Directions
Note each line that includes the word "VSWR". Copy those lines.

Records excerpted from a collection
_ _ _ _

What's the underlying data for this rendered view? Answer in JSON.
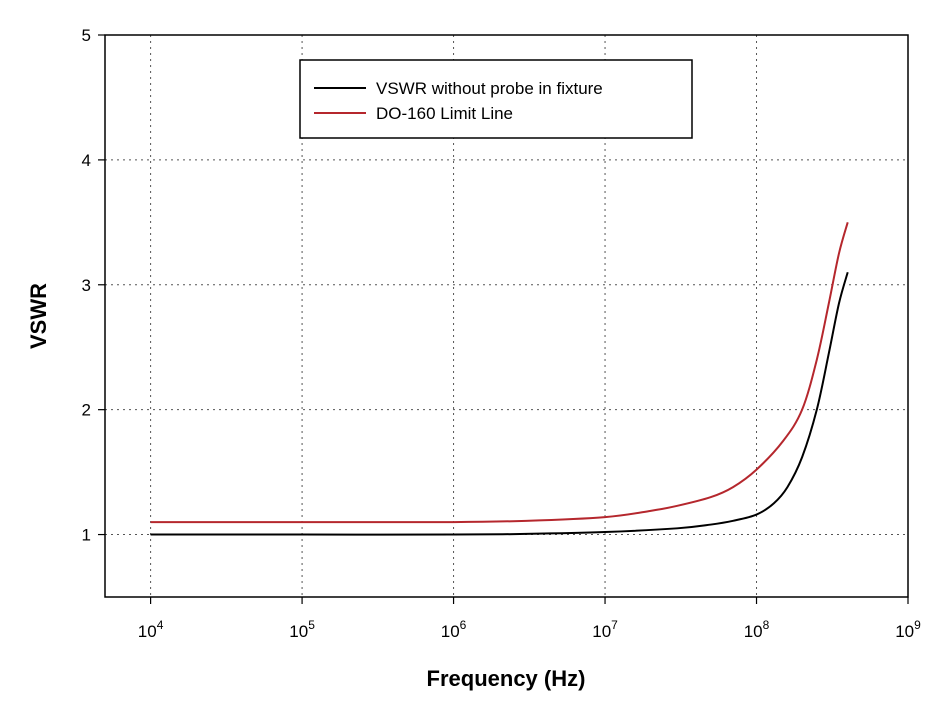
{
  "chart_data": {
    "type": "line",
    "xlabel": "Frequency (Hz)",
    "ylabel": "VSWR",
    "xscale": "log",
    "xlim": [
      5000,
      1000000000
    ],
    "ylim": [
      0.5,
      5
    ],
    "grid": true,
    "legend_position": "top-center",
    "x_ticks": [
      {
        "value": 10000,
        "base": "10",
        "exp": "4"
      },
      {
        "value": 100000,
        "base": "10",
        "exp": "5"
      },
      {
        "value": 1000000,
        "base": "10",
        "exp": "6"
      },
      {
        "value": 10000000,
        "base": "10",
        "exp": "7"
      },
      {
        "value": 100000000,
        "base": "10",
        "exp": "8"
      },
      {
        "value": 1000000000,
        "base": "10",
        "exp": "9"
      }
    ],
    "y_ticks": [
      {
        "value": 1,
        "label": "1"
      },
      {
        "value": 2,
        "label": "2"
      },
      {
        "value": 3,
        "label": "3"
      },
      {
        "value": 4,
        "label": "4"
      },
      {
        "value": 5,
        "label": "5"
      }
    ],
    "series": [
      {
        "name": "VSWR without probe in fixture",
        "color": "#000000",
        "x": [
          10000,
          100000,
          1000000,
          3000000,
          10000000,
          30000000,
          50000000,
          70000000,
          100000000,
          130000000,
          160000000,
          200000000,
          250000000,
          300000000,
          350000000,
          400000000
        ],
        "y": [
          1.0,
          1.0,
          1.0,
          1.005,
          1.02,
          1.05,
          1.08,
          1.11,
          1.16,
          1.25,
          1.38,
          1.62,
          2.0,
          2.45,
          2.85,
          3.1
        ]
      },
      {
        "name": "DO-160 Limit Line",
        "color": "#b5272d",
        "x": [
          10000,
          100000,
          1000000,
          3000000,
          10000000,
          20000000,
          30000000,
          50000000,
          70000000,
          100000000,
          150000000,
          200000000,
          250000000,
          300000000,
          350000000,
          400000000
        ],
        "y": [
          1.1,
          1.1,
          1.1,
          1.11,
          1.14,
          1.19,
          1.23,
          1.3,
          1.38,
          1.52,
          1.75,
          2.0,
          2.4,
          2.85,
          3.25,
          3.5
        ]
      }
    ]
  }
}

_ _ _ _

Reply
    "ylabel": "VSWR",
        "name": "VSWR without probe in fixture",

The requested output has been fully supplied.